What the task asks: Count the lines that include the string "Professor", and give only that number.

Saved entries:
------------

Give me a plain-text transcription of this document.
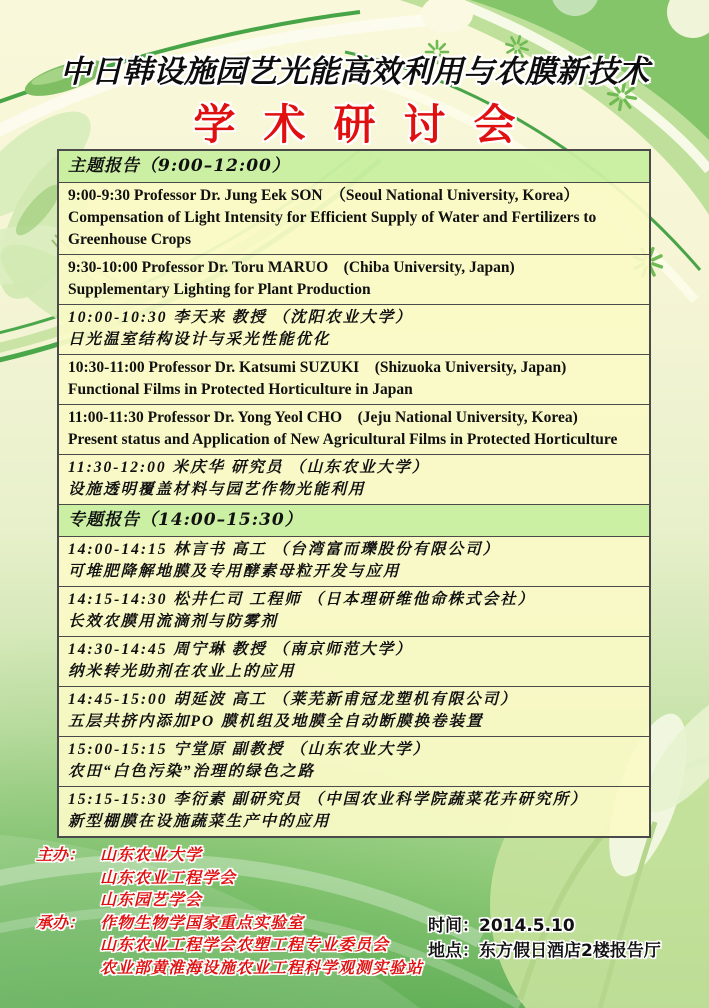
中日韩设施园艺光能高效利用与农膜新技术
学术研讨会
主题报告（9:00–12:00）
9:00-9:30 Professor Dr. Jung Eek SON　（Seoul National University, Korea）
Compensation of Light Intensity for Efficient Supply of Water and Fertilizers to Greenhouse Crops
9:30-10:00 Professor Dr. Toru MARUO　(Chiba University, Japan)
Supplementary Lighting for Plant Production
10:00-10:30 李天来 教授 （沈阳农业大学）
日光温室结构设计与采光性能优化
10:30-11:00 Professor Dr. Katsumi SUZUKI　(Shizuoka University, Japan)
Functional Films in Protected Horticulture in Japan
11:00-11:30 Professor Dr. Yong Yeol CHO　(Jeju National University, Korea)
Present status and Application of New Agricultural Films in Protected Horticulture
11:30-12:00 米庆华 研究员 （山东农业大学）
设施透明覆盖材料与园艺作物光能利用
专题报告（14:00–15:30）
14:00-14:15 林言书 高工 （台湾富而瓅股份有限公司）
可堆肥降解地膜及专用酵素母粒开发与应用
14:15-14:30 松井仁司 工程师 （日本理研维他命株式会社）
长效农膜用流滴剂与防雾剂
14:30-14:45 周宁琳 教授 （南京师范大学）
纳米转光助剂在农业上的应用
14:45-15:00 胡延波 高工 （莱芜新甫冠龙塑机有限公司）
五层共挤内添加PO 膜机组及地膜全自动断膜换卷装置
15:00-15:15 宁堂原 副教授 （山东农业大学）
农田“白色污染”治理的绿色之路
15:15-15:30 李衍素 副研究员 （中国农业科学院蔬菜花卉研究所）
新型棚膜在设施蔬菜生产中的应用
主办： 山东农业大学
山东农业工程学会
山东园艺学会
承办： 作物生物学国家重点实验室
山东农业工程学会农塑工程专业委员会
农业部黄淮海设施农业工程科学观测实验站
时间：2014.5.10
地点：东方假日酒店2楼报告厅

------------

Answer for the task: 4